STATED PROBLEM: Locate "Enumerate this screenshot's" in the records below, then copy its line and every following line exactly, without the pictures.

————————

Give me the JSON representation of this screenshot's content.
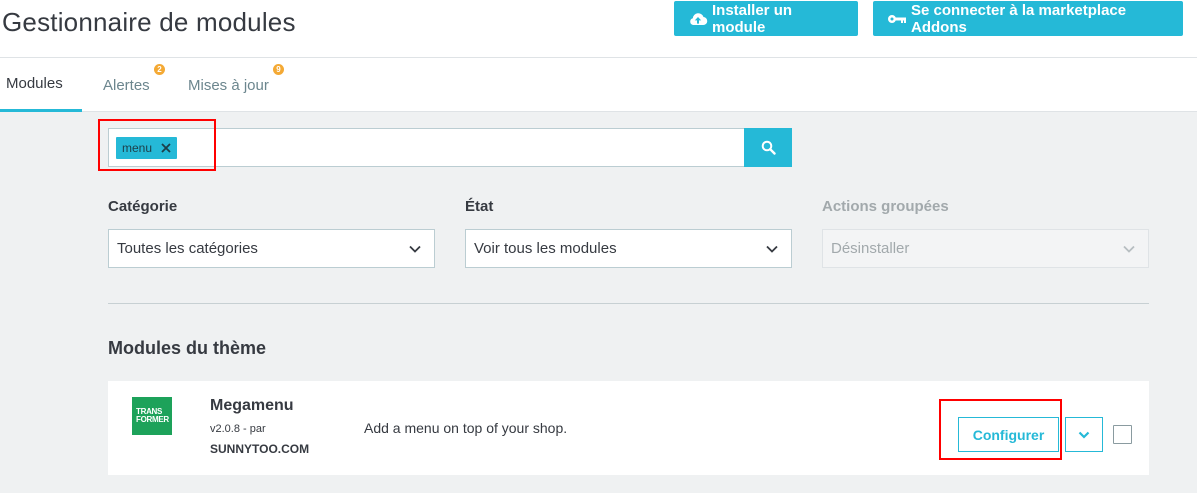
{
  "header": {
    "title": "Gestionnaire de modules",
    "install_button": "Installer un module",
    "install_icon": "cloud-upload-icon",
    "connect_button": "Se connecter à la marketplace Addons",
    "connect_icon": "key-icon"
  },
  "tabs": [
    {
      "label": "Modules",
      "active": true
    },
    {
      "label": "Alertes",
      "badge": "2"
    },
    {
      "label": "Mises à jour",
      "badge": "9"
    }
  ],
  "search": {
    "tag": "menu",
    "button_icon": "search-icon"
  },
  "filters": {
    "category": {
      "label": "Catégorie",
      "value": "Toutes les catégories"
    },
    "state": {
      "label": "État",
      "value": "Voir tous les modules"
    },
    "bulk_actions": {
      "label": "Actions groupées",
      "value": "Désinstaller",
      "disabled": true
    }
  },
  "section": {
    "title": "Modules du thème"
  },
  "module": {
    "logo_text_1": "TRANS",
    "logo_text_2": "FORMER",
    "name": "Megamenu",
    "version": "v2.0.8 - par",
    "author": "SUNNYTOO.COM",
    "description": "Add a menu on top of your shop.",
    "configure_label": "Configurer",
    "selected": false
  },
  "colors": {
    "accent": "#25b9d7",
    "badge": "#f4a934",
    "highlight": "#ff0000",
    "logo_green": "#1da25a"
  }
}
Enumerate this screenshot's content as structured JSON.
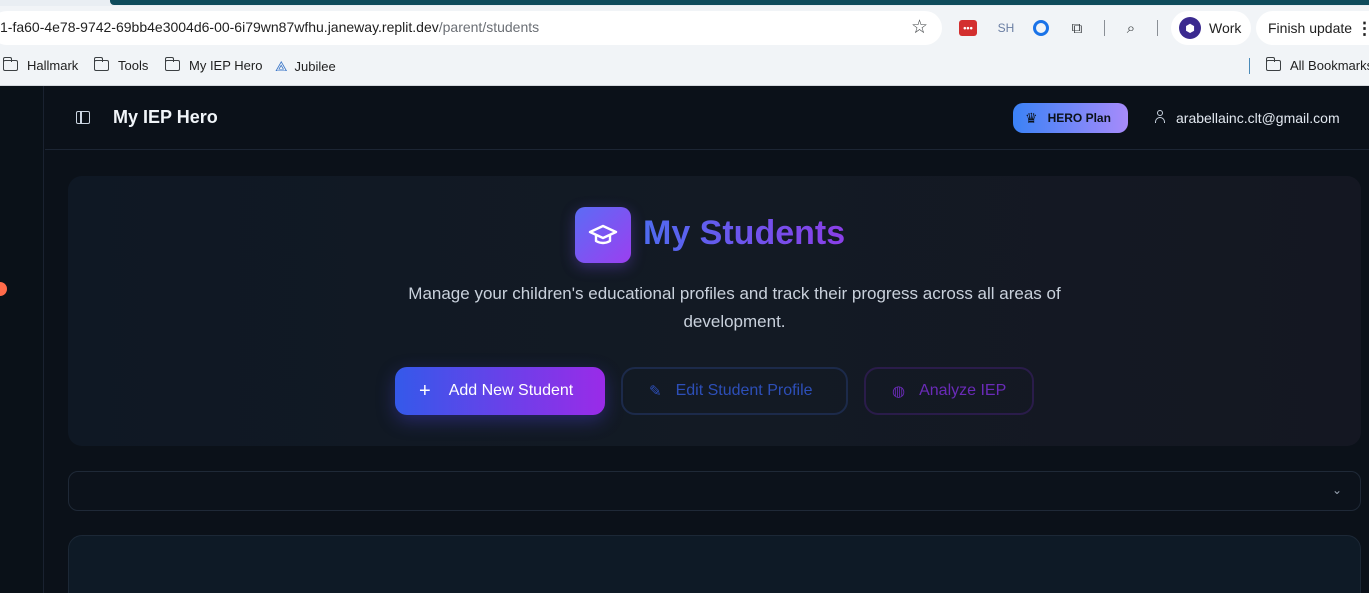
{
  "browser": {
    "url_host": "1-fa60-4e78-9742-69bb4e3004d6-00-6i79wn87wfhu.janeway.replit.dev",
    "url_path": "/parent/students",
    "extensions": {
      "red_icon_text": "•••",
      "sh_label": "SH"
    },
    "profile_label": "Work",
    "finish_update_label": "Finish update",
    "bookmarks": [
      {
        "label": "Hallmark",
        "icon": "folder-icon"
      },
      {
        "label": "Tools",
        "icon": "folder-icon"
      },
      {
        "label": "My IEP Hero",
        "icon": "folder-icon"
      },
      {
        "label": "Jubilee",
        "icon": "jubilee-icon"
      }
    ],
    "all_bookmarks_label": "All Bookmarks"
  },
  "app": {
    "title": "My IEP Hero",
    "plan_badge": "HERO Plan",
    "user_email": "arabellainc.clt@gmail.com",
    "hero": {
      "title": "My Students",
      "description": "Manage your children's educational profiles and track their progress across all areas of development.",
      "add_student_label": "Add New Student",
      "edit_profile_label": "Edit Student Profile",
      "analyze_label": "Analyze IEP"
    },
    "student_select": {
      "value": ""
    }
  },
  "colors": {
    "app_bg": "#0b1119",
    "accent_blue": "#3459ea",
    "accent_purple": "#9a2be8",
    "plan_gradient_start": "#3b82f6",
    "plan_gradient_end": "#a78bfa"
  }
}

————————

THE COMPLETED TASK:
Enumerate this screenshot's content as structured JSON.
{
  "browser": {
    "url_host": "1-fa60-4e78-9742-69bb4e3004d6-00-6i79wn87wfhu.janeway.replit.dev",
    "url_path": "/parent/students",
    "extensions": {
      "red_icon_text": "•••",
      "sh_label": "SH"
    },
    "profile_label": "Work",
    "finish_update_label": "Finish update",
    "bookmarks": [
      {
        "label": "Hallmark",
        "icon": "folder-icon"
      },
      {
        "label": "Tools",
        "icon": "folder-icon"
      },
      {
        "label": "My IEP Hero",
        "icon": "folder-icon"
      },
      {
        "label": "Jubilee",
        "icon": "jubilee-icon"
      }
    ],
    "all_bookmarks_label": "All Bookmarks"
  },
  "app": {
    "title": "My IEP Hero",
    "plan_badge": "HERO Plan",
    "user_email": "arabellainc.clt@gmail.com",
    "hero": {
      "title": "My Students",
      "description": "Manage your children's educational profiles and track their progress across all areas of development.",
      "add_student_label": "Add New Student",
      "edit_profile_label": "Edit Student Profile",
      "analyze_label": "Analyze IEP"
    },
    "student_select": {
      "value": ""
    }
  },
  "colors": {
    "app_bg": "#0b1119",
    "accent_blue": "#3459ea",
    "accent_purple": "#9a2be8",
    "plan_gradient_start": "#3b82f6",
    "plan_gradient_end": "#a78bfa"
  }
}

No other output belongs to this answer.